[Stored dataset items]

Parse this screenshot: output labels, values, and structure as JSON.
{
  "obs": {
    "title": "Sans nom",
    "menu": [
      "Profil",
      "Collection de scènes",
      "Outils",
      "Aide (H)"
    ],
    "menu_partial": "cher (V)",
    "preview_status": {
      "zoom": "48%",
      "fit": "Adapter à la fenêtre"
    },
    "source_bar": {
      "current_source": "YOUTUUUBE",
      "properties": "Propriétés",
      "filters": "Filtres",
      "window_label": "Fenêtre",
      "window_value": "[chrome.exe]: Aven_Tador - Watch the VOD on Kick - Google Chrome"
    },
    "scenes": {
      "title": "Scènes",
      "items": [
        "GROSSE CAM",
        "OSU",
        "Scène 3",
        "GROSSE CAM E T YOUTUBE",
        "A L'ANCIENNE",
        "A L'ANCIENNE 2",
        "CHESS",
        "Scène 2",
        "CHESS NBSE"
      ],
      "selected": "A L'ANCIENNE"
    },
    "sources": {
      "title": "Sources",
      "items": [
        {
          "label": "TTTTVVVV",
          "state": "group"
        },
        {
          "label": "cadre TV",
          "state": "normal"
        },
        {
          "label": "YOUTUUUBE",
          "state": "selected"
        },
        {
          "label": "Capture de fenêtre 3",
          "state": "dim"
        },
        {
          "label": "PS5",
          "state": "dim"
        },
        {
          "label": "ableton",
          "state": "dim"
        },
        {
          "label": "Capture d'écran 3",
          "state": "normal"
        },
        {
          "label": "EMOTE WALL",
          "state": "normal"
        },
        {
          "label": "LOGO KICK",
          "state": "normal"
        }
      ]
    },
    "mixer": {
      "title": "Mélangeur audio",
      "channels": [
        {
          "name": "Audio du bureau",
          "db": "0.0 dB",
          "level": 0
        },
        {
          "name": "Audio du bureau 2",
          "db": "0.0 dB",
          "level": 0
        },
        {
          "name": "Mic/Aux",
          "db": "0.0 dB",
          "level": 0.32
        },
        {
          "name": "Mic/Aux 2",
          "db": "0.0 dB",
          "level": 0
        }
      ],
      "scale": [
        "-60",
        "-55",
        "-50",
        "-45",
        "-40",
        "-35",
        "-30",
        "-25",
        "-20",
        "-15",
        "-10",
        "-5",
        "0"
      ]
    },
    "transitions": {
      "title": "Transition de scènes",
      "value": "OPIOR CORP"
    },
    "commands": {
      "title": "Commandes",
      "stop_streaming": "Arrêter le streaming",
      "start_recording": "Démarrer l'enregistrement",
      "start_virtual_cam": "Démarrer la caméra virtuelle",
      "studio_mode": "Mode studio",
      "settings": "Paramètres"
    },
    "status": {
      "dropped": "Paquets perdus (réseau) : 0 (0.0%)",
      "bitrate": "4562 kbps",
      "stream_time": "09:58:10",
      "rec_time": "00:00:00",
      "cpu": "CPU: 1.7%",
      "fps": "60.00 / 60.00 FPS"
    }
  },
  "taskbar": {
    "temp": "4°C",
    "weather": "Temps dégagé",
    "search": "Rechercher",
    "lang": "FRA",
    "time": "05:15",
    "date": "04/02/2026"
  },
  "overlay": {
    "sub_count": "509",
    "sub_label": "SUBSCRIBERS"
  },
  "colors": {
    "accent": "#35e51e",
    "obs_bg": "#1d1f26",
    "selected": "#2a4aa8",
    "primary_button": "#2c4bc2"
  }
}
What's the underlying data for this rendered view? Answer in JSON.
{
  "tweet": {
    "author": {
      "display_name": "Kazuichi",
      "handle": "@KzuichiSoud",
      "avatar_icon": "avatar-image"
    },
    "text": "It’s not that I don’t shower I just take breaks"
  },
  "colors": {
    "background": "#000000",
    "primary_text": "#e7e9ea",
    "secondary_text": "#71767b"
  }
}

▸ Stated problem
Restate every record exactly, leaving nothing out.

▸ Final result
Parse this screenshot: output labels, values, and structure as JSON.
{
  "obs": {
    "title": "Sans nom",
    "menu": [
      "Profil",
      "Collection de scènes",
      "Outils",
      "Aide (H)"
    ],
    "menu_partial": "cher (V)",
    "preview_status": {
      "zoom": "48%",
      "fit": "Adapter à la fenêtre"
    },
    "source_bar": {
      "current_source": "YOUTUUUBE",
      "properties": "Propriétés",
      "filters": "Filtres",
      "window_label": "Fenêtre",
      "window_value": "[chrome.exe]: Aven_Tador - Watch the VOD on Kick - Google Chrome"
    },
    "scenes": {
      "title": "Scènes",
      "items": [
        "GROSSE CAM",
        "OSU",
        "Scène 3",
        "GROSSE CAM E T YOUTUBE",
        "A L'ANCIENNE",
        "A L'ANCIENNE 2",
        "CHESS",
        "Scène 2",
        "CHESS NBSE"
      ],
      "selected": "A L'ANCIENNE"
    },
    "sources": {
      "title": "Sources",
      "items": [
        {
          "label": "TTTTVVVV",
          "state": "group"
        },
        {
          "label": "cadre TV",
          "state": "normal"
        },
        {
          "label": "YOUTUUUBE",
          "state": "selected"
        },
        {
          "label": "Capture de fenêtre 3",
          "state": "dim"
        },
        {
          "label": "PS5",
          "state": "dim"
        },
        {
          "label": "ableton",
          "state": "dim"
        },
        {
          "label": "Capture d'écran 3",
          "state": "normal"
        },
        {
          "label": "EMOTE WALL",
          "state": "normal"
        },
        {
          "label": "LOGO KICK",
          "state": "normal"
        }
      ]
    },
    "mixer": {
      "title": "Mélangeur audio",
      "channels": [
        {
          "name": "Audio du bureau",
          "db": "0.0 dB",
          "level": 0
        },
        {
          "name": "Audio du bureau 2",
          "db": "0.0 dB",
          "level": 0
        },
        {
          "name": "Mic/Aux",
          "db": "0.0 dB",
          "level": 0.32
        },
        {
          "name": "Mic/Aux 2",
          "db": "0.0 dB",
          "level": 0
        }
      ],
      "scale": [
        "-60",
        "-55",
        "-50",
        "-45",
        "-40",
        "-35",
        "-30",
        "-25",
        "-20",
        "-15",
        "-10",
        "-5",
        "0"
      ]
    },
    "transitions": {
      "title": "Transition de scènes",
      "value": "OPIOR CORP"
    },
    "commands": {
      "title": "Commandes",
      "stop_streaming": "Arrêter le streaming",
      "start_recording": "Démarrer l'enregistrement",
      "start_virtual_cam": "Démarrer la caméra virtuelle",
      "studio_mode": "Mode studio",
      "settings": "Paramètres"
    },
    "status": {
      "dropped": "Paquets perdus (réseau) : 0 (0.0%)",
      "bitrate": "4562 kbps",
      "stream_time": "09:58:10",
      "rec_time": "00:00:00",
      "cpu": "CPU: 1.7%",
      "fps": "60.00 / 60.00 FPS"
    }
  },
  "taskbar": {
    "temp": "4°C",
    "weather": "Temps dégagé",
    "search": "Rechercher",
    "lang": "FRA",
    "time": "05:15",
    "date": "04/02/2026"
  },
  "overlay": {
    "sub_count": "509",
    "sub_label": "SUBSCRIBERS"
  },
  "colors": {
    "accent": "#35e51e",
    "obs_bg": "#1d1f26",
    "selected": "#2a4aa8",
    "primary_button": "#2c4bc2"
  }
}
What's the underlying data for this rendered view? Answer in JSON.
{
  "tweet": {
    "author": {
      "display_name": "Kazuichi",
      "handle": "@KzuichiSoud",
      "avatar_icon": "avatar-image"
    },
    "text": "It’s not that I don’t shower I just take breaks"
  },
  "colors": {
    "background": "#000000",
    "primary_text": "#e7e9ea",
    "secondary_text": "#71767b"
  }
}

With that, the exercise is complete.